▸ **What you should do**: Print all of the data exactly.

· · · · ·

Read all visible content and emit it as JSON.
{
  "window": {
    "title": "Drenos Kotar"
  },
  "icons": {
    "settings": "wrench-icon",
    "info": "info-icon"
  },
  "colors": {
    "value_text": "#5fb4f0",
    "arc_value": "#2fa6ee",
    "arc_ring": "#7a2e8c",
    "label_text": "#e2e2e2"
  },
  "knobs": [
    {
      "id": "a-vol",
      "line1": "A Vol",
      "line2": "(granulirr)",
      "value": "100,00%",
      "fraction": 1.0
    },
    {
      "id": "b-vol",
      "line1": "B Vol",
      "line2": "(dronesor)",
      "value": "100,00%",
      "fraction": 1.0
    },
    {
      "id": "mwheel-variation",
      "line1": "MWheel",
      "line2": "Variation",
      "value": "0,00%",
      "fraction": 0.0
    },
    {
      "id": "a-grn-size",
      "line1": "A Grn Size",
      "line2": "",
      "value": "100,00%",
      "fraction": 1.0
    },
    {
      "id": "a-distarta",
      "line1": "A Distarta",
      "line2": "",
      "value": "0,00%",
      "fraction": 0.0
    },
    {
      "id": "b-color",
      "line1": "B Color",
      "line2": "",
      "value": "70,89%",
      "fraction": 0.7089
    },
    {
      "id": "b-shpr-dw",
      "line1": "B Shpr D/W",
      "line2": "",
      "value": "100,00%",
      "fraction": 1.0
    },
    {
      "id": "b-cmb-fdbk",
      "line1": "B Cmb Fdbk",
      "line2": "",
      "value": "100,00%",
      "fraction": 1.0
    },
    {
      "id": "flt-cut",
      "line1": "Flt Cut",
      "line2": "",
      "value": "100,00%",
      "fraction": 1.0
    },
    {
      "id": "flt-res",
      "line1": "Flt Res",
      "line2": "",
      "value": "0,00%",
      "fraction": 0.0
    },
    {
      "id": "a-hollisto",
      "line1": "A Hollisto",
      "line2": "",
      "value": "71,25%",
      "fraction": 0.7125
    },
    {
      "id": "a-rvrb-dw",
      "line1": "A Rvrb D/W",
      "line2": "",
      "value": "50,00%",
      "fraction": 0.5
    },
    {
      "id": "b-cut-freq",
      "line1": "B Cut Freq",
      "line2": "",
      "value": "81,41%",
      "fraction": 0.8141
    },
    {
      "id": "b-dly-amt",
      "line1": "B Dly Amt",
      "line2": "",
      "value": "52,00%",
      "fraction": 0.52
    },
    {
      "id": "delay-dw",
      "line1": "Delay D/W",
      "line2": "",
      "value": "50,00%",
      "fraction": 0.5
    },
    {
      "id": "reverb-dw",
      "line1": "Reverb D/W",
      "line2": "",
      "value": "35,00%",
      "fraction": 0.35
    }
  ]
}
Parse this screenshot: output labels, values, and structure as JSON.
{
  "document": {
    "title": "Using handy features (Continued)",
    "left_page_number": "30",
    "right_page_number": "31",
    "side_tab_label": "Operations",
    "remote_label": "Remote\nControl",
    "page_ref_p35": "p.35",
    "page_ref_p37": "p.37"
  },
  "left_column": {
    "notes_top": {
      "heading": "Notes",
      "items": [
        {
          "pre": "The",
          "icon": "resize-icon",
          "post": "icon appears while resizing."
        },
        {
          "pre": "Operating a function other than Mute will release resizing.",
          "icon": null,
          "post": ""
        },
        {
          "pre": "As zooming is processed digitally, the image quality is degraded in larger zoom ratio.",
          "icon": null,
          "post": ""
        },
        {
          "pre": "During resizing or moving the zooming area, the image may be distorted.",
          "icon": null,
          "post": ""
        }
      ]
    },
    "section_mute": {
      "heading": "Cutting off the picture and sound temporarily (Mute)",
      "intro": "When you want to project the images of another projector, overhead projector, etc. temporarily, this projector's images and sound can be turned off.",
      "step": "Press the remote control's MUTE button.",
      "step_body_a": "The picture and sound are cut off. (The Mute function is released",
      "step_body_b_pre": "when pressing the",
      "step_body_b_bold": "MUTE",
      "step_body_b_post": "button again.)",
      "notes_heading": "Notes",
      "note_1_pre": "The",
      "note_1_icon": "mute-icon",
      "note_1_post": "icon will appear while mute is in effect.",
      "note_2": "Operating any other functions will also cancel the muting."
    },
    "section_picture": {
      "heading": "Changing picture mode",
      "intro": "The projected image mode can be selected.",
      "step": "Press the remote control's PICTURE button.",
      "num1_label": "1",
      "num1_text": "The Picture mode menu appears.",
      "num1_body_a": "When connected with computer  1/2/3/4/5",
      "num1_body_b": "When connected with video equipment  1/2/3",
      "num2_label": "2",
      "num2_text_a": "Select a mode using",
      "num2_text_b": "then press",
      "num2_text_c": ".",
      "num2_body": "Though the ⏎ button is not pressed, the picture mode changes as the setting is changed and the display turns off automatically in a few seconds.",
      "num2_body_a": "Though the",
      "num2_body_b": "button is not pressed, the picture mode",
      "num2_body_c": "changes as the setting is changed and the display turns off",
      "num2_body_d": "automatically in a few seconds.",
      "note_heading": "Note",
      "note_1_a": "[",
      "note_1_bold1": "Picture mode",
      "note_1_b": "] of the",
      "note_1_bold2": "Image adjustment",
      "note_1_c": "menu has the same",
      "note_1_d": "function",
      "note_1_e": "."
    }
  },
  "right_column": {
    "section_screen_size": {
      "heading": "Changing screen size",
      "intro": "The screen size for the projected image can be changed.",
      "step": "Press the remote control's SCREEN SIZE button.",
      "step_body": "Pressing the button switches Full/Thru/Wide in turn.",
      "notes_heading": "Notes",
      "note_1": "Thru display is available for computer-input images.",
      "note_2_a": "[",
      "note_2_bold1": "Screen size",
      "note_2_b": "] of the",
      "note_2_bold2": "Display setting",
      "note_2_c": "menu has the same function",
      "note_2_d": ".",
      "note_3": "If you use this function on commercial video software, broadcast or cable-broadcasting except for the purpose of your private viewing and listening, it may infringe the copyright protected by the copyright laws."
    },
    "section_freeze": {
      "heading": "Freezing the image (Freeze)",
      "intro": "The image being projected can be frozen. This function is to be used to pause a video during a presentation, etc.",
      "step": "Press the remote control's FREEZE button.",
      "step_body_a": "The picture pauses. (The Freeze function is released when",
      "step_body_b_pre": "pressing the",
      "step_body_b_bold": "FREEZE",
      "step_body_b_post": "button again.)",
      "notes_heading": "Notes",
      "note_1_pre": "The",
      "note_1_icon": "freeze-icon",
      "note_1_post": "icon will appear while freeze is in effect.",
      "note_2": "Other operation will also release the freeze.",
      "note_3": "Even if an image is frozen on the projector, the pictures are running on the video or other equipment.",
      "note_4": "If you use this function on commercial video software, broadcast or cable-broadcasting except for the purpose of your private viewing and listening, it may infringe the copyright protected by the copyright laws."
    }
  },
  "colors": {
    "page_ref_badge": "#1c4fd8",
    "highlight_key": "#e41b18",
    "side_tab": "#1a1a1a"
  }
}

· · · · ·

▸ **Response**:
Read all visible content and emit it as JSON.
{
  "window": {
    "title": "Drenos Kotar"
  },
  "icons": {
    "settings": "wrench-icon",
    "info": "info-icon"
  },
  "colors": {
    "value_text": "#5fb4f0",
    "arc_value": "#2fa6ee",
    "arc_ring": "#7a2e8c",
    "label_text": "#e2e2e2"
  },
  "knobs": [
    {
      "id": "a-vol",
      "line1": "A Vol",
      "line2": "(granulirr)",
      "value": "100,00%",
      "fraction": 1.0
    },
    {
      "id": "b-vol",
      "line1": "B Vol",
      "line2": "(dronesor)",
      "value": "100,00%",
      "fraction": 1.0
    },
    {
      "id": "mwheel-variation",
      "line1": "MWheel",
      "line2": "Variation",
      "value": "0,00%",
      "fraction": 0.0
    },
    {
      "id": "a-grn-size",
      "line1": "A Grn Size",
      "line2": "",
      "value": "100,00%",
      "fraction": 1.0
    },
    {
      "id": "a-distarta",
      "line1": "A Distarta",
      "line2": "",
      "value": "0,00%",
      "fraction": 0.0
    },
    {
      "id": "b-color",
      "line1": "B Color",
      "line2": "",
      "value": "70,89%",
      "fraction": 0.7089
    },
    {
      "id": "b-shpr-dw",
      "line1": "B Shpr D/W",
      "line2": "",
      "value": "100,00%",
      "fraction": 1.0
    },
    {
      "id": "b-cmb-fdbk",
      "line1": "B Cmb Fdbk",
      "line2": "",
      "value": "100,00%",
      "fraction": 1.0
    },
    {
      "id": "flt-cut",
      "line1": "Flt Cut",
      "line2": "",
      "value": "100,00%",
      "fraction": 1.0
    },
    {
      "id": "flt-res",
      "line1": "Flt Res",
      "line2": "",
      "value": "0,00%",
      "fraction": 0.0
    },
    {
      "id": "a-hollisto",
      "line1": "A Hollisto",
      "line2": "",
      "value": "71,25%",
      "fraction": 0.7125
    },
    {
      "id": "a-rvrb-dw",
      "line1": "A Rvrb D/W",
      "line2": "",
      "value": "50,00%",
      "fraction": 0.5
    },
    {
      "id": "b-cut-freq",
      "line1": "B Cut Freq",
      "line2": "",
      "value": "81,41%",
      "fraction": 0.8141
    },
    {
      "id": "b-dly-amt",
      "line1": "B Dly Amt",
      "line2": "",
      "value": "52,00%",
      "fraction": 0.52
    },
    {
      "id": "delay-dw",
      "line1": "Delay D/W",
      "line2": "",
      "value": "50,00%",
      "fraction": 0.5
    },
    {
      "id": "reverb-dw",
      "line1": "Reverb D/W",
      "line2": "",
      "value": "35,00%",
      "fraction": 0.35
    }
  ]
}
Parse this screenshot: output labels, values, and structure as JSON.
{
  "document": {
    "title": "Using handy features (Continued)",
    "left_page_number": "30",
    "right_page_number": "31",
    "side_tab_label": "Operations",
    "remote_label": "Remote\nControl",
    "page_ref_p35": "p.35",
    "page_ref_p37": "p.37"
  },
  "left_column": {
    "notes_top": {
      "heading": "Notes",
      "items": [
        {
          "pre": "The",
          "icon": "resize-icon",
          "post": "icon appears while resizing."
        },
        {
          "pre": "Operating a function other than Mute will release resizing.",
          "icon": null,
          "post": ""
        },
        {
          "pre": "As zooming is processed digitally, the image quality is degraded in larger zoom ratio.",
          "icon": null,
          "post": ""
        },
        {
          "pre": "During resizing or moving the zooming area, the image may be distorted.",
          "icon": null,
          "post": ""
        }
      ]
    },
    "section_mute": {
      "heading": "Cutting off the picture and sound temporarily (Mute)",
      "intro": "When you want to project the images of another projector, overhead projector, etc. temporarily, this projector's images and sound can be turned off.",
      "step": "Press the remote control's MUTE button.",
      "step_body_a": "The picture and sound are cut off. (The Mute function is released",
      "step_body_b_pre": "when pressing the",
      "step_body_b_bold": "MUTE",
      "step_body_b_post": "button again.)",
      "notes_heading": "Notes",
      "note_1_pre": "The",
      "note_1_icon": "mute-icon",
      "note_1_post": "icon will appear while mute is in effect.",
      "note_2": "Operating any other functions will also cancel the muting."
    },
    "section_picture": {
      "heading": "Changing picture mode",
      "intro": "The projected image mode can be selected.",
      "step": "Press the remote control's PICTURE button.",
      "num1_label": "1",
      "num1_text": "The Picture mode menu appears.",
      "num1_body_a": "When connected with computer  1/2/3/4/5",
      "num1_body_b": "When connected with video equipment  1/2/3",
      "num2_label": "2",
      "num2_text_a": "Select a mode using",
      "num2_text_b": "then press",
      "num2_text_c": ".",
      "num2_body": "Though the ⏎ button is not pressed, the picture mode changes as the setting is changed and the display turns off automatically in a few seconds.",
      "num2_body_a": "Though the",
      "num2_body_b": "button is not pressed, the picture mode",
      "num2_body_c": "changes as the setting is changed and the display turns off",
      "num2_body_d": "automatically in a few seconds.",
      "note_heading": "Note",
      "note_1_a": "[",
      "note_1_bold1": "Picture mode",
      "note_1_b": "] of the",
      "note_1_bold2": "Image adjustment",
      "note_1_c": "menu has the same",
      "note_1_d": "function",
      "note_1_e": "."
    }
  },
  "right_column": {
    "section_screen_size": {
      "heading": "Changing screen size",
      "intro": "The screen size for the projected image can be changed.",
      "step": "Press the remote control's SCREEN SIZE button.",
      "step_body": "Pressing the button switches Full/Thru/Wide in turn.",
      "notes_heading": "Notes",
      "note_1": "Thru display is available for computer-input images.",
      "note_2_a": "[",
      "note_2_bold1": "Screen size",
      "note_2_b": "] of the",
      "note_2_bold2": "Display setting",
      "note_2_c": "menu has the same function",
      "note_2_d": ".",
      "note_3": "If you use this function on commercial video software, broadcast or cable-broadcasting except for the purpose of your private viewing and listening, it may infringe the copyright protected by the copyright laws."
    },
    "section_freeze": {
      "heading": "Freezing the image (Freeze)",
      "intro": "The image being projected can be frozen. This function is to be used to pause a video during a presentation, etc.",
      "step": "Press the remote control's FREEZE button.",
      "step_body_a": "The picture pauses. (The Freeze function is released when",
      "step_body_b_pre": "pressing the",
      "step_body_b_bold": "FREEZE",
      "step_body_b_post": "button again.)",
      "notes_heading": "Notes",
      "note_1_pre": "The",
      "note_1_icon": "freeze-icon",
      "note_1_post": "icon will appear while freeze is in effect.",
      "note_2": "Other operation will also release the freeze.",
      "note_3": "Even if an image is frozen on the projector, the pictures are running on the video or other equipment.",
      "note_4": "If you use this function on commercial video software, broadcast or cable-broadcasting except for the purpose of your private viewing and listening, it may infringe the copyright protected by the copyright laws."
    }
  },
  "colors": {
    "page_ref_badge": "#1c4fd8",
    "highlight_key": "#e41b18",
    "side_tab": "#1a1a1a"
  }
}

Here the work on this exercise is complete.